▶ [What to produce]:
Lines that include "this" make up the answer; copy all of them from the data below.

━━━━

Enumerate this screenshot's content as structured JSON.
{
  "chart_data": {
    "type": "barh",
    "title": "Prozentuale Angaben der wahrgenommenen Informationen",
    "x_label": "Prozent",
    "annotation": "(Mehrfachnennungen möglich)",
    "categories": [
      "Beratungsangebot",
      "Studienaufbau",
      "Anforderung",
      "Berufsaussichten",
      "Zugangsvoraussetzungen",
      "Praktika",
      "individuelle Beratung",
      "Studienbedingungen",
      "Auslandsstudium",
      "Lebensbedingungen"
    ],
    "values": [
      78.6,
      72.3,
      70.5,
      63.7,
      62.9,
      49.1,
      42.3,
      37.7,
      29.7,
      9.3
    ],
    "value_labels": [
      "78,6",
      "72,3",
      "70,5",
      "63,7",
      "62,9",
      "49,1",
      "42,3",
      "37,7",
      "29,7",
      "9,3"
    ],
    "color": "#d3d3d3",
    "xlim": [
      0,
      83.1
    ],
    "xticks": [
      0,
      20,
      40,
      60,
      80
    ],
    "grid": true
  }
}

━━━━

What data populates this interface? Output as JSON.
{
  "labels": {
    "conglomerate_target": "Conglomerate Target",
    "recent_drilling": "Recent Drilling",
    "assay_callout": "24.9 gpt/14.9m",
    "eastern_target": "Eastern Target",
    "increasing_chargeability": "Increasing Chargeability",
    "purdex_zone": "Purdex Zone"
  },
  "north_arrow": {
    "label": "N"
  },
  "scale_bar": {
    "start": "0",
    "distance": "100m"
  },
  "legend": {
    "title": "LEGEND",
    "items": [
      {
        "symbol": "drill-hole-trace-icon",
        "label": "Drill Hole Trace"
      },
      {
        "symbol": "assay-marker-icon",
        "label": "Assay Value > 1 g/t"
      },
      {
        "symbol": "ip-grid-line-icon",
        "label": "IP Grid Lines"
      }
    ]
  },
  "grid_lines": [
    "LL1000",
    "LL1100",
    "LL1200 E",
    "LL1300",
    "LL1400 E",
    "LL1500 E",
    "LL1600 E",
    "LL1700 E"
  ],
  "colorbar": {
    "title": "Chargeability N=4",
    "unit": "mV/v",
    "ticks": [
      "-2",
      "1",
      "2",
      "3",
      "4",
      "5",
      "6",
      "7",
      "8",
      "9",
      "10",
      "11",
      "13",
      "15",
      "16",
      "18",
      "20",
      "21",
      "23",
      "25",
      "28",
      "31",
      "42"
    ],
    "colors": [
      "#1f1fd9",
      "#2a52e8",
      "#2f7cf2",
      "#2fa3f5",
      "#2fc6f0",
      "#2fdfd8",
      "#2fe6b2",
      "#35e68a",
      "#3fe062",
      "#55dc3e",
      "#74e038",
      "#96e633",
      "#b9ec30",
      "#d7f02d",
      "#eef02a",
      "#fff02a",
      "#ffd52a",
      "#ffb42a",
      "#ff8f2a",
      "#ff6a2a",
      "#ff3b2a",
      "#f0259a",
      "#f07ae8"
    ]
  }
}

━━━━

▶ [Finished exercise]:
Enumerate this screenshot's content as structured JSON.
What data populates this interface? Output as JSON.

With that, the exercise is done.